** Start Exercise material **

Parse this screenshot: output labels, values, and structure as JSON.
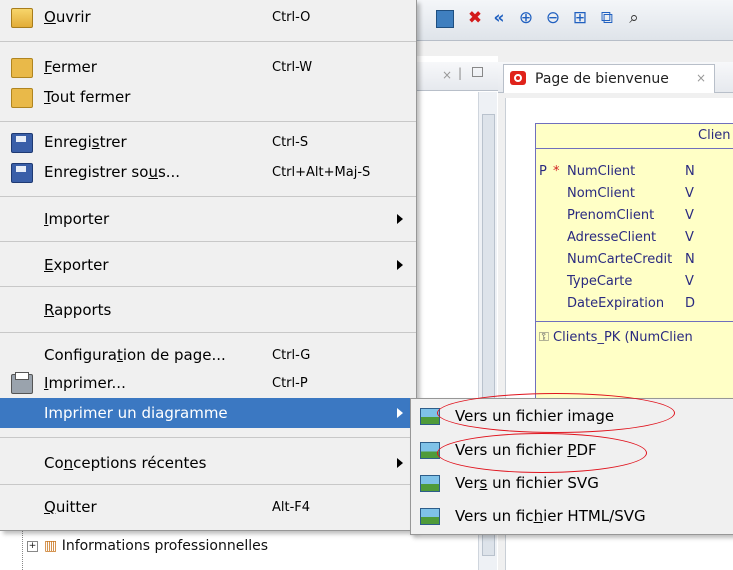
{
  "background": {
    "editor_tab": {
      "label": "Page de bienvenue",
      "close": "×"
    },
    "entity": {
      "title": "Clien",
      "attributes": [
        {
          "pk": "P",
          "star": "*",
          "name": "NumClient",
          "type": "N"
        },
        {
          "pk": "",
          "star": "",
          "name": "NomClient",
          "type": "V"
        },
        {
          "pk": "",
          "star": "",
          "name": "PrenomClient",
          "type": "V"
        },
        {
          "pk": "",
          "star": "",
          "name": "AdresseClient",
          "type": "V"
        },
        {
          "pk": "",
          "star": "",
          "name": "NumCarteCredit",
          "type": "N"
        },
        {
          "pk": "",
          "star": "",
          "name": "TypeCarte",
          "type": "V"
        },
        {
          "pk": "",
          "star": "",
          "name": "DateExpiration",
          "type": "D"
        }
      ],
      "key": "Clients_PK (NumClien"
    },
    "tree_item": "Informations professionnelles",
    "toolbar_icons": [
      "image-icon",
      "delete-icon",
      "back-icon",
      "zoom-in-icon",
      "zoom-out-icon",
      "fit-icon",
      "layout-icon",
      "find-icon"
    ]
  },
  "menu": {
    "items": [
      {
        "label": "Ouvrir",
        "shortcut": "Ctrl-O",
        "icon": "folder-open-icon"
      },
      {
        "label": "Fermer",
        "shortcut": "Ctrl-W",
        "icon": "folder-icon"
      },
      {
        "label": "Tout fermer",
        "shortcut": "",
        "icon": "folder-icon"
      },
      {
        "label": "Enregistrer",
        "shortcut": "Ctrl-S",
        "icon": "save-icon"
      },
      {
        "label": "Enregistrer sous...",
        "shortcut": "Ctrl+Alt+Maj-S",
        "icon": "save-as-icon"
      },
      {
        "label": "Importer",
        "shortcut": "",
        "submenu": true
      },
      {
        "label": "Exporter",
        "shortcut": "",
        "submenu": true
      },
      {
        "label": "Rapports",
        "shortcut": ""
      },
      {
        "label": "Configuration de page...",
        "shortcut": "Ctrl-G"
      },
      {
        "label": "Imprimer...",
        "shortcut": "Ctrl-P",
        "icon": "printer-icon"
      },
      {
        "label": "Imprimer un diagramme",
        "shortcut": "",
        "submenu": true,
        "highlighted": true
      },
      {
        "label": "Conceptions récentes",
        "shortcut": "",
        "submenu": true
      },
      {
        "label": "Quitter",
        "shortcut": "Alt-F4"
      }
    ]
  },
  "submenu": {
    "items": [
      {
        "label": "Vers un fichier image",
        "circled": true
      },
      {
        "label": "Vers un fichier PDF",
        "circled": true
      },
      {
        "label": "Vers un fichier SVG"
      },
      {
        "label": "Vers un fichier HTML/SVG"
      }
    ]
  },
  "colors": {
    "highlight": "#3b78c2",
    "annotation": "#e0141e",
    "entity_fill": "#ffffc6"
  }
}
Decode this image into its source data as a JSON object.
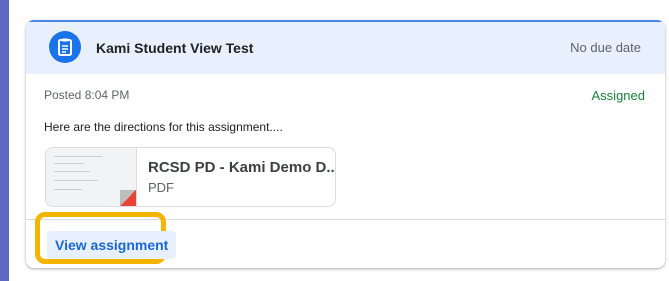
{
  "card": {
    "title": "Kami Student View Test",
    "due": "No due date",
    "posted": "Posted 8:04 PM",
    "status": "Assigned",
    "directions": "Here are the directions for this assignment....",
    "attachment": {
      "title": "RCSD PD - Kami Demo D...",
      "type": "PDF",
      "icon": "pdf-thumbnail-icon"
    },
    "action_label": "View assignment",
    "icon": "assignment-icon"
  },
  "colors": {
    "frame": "#5c6bc0",
    "header_bg": "#e8f0fe",
    "accent": "#1a73e8",
    "status_green": "#188038",
    "highlight": "#f4b400"
  }
}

** End Exercise material **

→ **Challenge**
Copy the records exactly. Skip the pictures.

→ **Result below**
Parse this screenshot: output labels, values, and structure as JSON.
{
  "background": {
    "editor_tab": {
      "label": "Page de bienvenue",
      "close": "×"
    },
    "entity": {
      "title": "Clien",
      "attributes": [
        {
          "pk": "P",
          "star": "*",
          "name": "NumClient",
          "type": "N"
        },
        {
          "pk": "",
          "star": "",
          "name": "NomClient",
          "type": "V"
        },
        {
          "pk": "",
          "star": "",
          "name": "PrenomClient",
          "type": "V"
        },
        {
          "pk": "",
          "star": "",
          "name": "AdresseClient",
          "type": "V"
        },
        {
          "pk": "",
          "star": "",
          "name": "NumCarteCredit",
          "type": "N"
        },
        {
          "pk": "",
          "star": "",
          "name": "TypeCarte",
          "type": "V"
        },
        {
          "pk": "",
          "star": "",
          "name": "DateExpiration",
          "type": "D"
        }
      ],
      "key": "Clients_PK (NumClien"
    },
    "tree_item": "Informations professionnelles",
    "toolbar_icons": [
      "image-icon",
      "delete-icon",
      "back-icon",
      "zoom-in-icon",
      "zoom-out-icon",
      "fit-icon",
      "layout-icon",
      "find-icon"
    ]
  },
  "menu": {
    "items": [
      {
        "label": "Ouvrir",
        "shortcut": "Ctrl-O",
        "icon": "folder-open-icon"
      },
      {
        "label": "Fermer",
        "shortcut": "Ctrl-W",
        "icon": "folder-icon"
      },
      {
        "label": "Tout fermer",
        "shortcut": "",
        "icon": "folder-icon"
      },
      {
        "label": "Enregistrer",
        "shortcut": "Ctrl-S",
        "icon": "save-icon"
      },
      {
        "label": "Enregistrer sous...",
        "shortcut": "Ctrl+Alt+Maj-S",
        "icon": "save-as-icon"
      },
      {
        "label": "Importer",
        "shortcut": "",
        "submenu": true
      },
      {
        "label": "Exporter",
        "shortcut": "",
        "submenu": true
      },
      {
        "label": "Rapports",
        "shortcut": ""
      },
      {
        "label": "Configuration de page...",
        "shortcut": "Ctrl-G"
      },
      {
        "label": "Imprimer...",
        "shortcut": "Ctrl-P",
        "icon": "printer-icon"
      },
      {
        "label": "Imprimer un diagramme",
        "shortcut": "",
        "submenu": true,
        "highlighted": true
      },
      {
        "label": "Conceptions récentes",
        "shortcut": "",
        "submenu": true
      },
      {
        "label": "Quitter",
        "shortcut": "Alt-F4"
      }
    ]
  },
  "submenu": {
    "items": [
      {
        "label": "Vers un fichier image",
        "circled": true
      },
      {
        "label": "Vers un fichier PDF",
        "circled": true
      },
      {
        "label": "Vers un fichier SVG"
      },
      {
        "label": "Vers un fichier HTML/SVG"
      }
    ]
  },
  "colors": {
    "highlight": "#3b78c2",
    "annotation": "#e0141e",
    "entity_fill": "#ffffc6"
  }
}
Decode this image into its source data as a JSON object.
{
  "card": {
    "title": "Kami Student View Test",
    "due": "No due date",
    "posted": "Posted 8:04 PM",
    "status": "Assigned",
    "directions": "Here are the directions for this assignment....",
    "attachment": {
      "title": "RCSD PD - Kami Demo D...",
      "type": "PDF",
      "icon": "pdf-thumbnail-icon"
    },
    "action_label": "View assignment",
    "icon": "assignment-icon"
  },
  "colors": {
    "frame": "#5c6bc0",
    "header_bg": "#e8f0fe",
    "accent": "#1a73e8",
    "status_green": "#188038",
    "highlight": "#f4b400"
  }
}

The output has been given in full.